## What you need to do
The listing beneath should be written out in full, exactly as shown.

## Material for this task
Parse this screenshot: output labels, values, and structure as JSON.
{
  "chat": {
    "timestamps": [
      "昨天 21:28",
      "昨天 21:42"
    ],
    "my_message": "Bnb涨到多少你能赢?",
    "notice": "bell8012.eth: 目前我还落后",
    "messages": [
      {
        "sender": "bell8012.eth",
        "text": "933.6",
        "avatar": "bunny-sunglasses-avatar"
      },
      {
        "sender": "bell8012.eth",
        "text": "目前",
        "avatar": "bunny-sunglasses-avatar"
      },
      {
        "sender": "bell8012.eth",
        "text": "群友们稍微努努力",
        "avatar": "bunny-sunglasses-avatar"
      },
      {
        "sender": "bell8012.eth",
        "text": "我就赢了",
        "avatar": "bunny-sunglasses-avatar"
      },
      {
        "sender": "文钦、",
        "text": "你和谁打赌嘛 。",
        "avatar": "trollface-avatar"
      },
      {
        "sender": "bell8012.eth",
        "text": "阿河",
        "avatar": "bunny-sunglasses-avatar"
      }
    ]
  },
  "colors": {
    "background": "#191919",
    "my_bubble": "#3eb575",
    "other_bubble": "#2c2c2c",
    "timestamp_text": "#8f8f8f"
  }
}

## Solution for this exercise
Parse this screenshot: output labels, values, and structure as JSON.
{
  "chat": {
    "timestamps": [
      "昨天 21:28",
      "昨天 21:42"
    ],
    "my_message": "Bnb涨到多少你能赢?",
    "notice": "bell8012.eth: 目前我还落后",
    "messages": [
      {
        "sender": "bell8012.eth",
        "text": "933.6",
        "avatar": "bunny-sunglasses-avatar"
      },
      {
        "sender": "bell8012.eth",
        "text": "目前",
        "avatar": "bunny-sunglasses-avatar"
      },
      {
        "sender": "bell8012.eth",
        "text": "群友们稍微努努力",
        "avatar": "bunny-sunglasses-avatar"
      },
      {
        "sender": "bell8012.eth",
        "text": "我就赢了",
        "avatar": "bunny-sunglasses-avatar"
      },
      {
        "sender": "文钦、",
        "text": "你和谁打赌嘛 。",
        "avatar": "trollface-avatar"
      },
      {
        "sender": "bell8012.eth",
        "text": "阿河",
        "avatar": "bunny-sunglasses-avatar"
      }
    ]
  },
  "colors": {
    "background": "#191919",
    "my_bubble": "#3eb575",
    "other_bubble": "#2c2c2c",
    "timestamp_text": "#8f8f8f"
  }
}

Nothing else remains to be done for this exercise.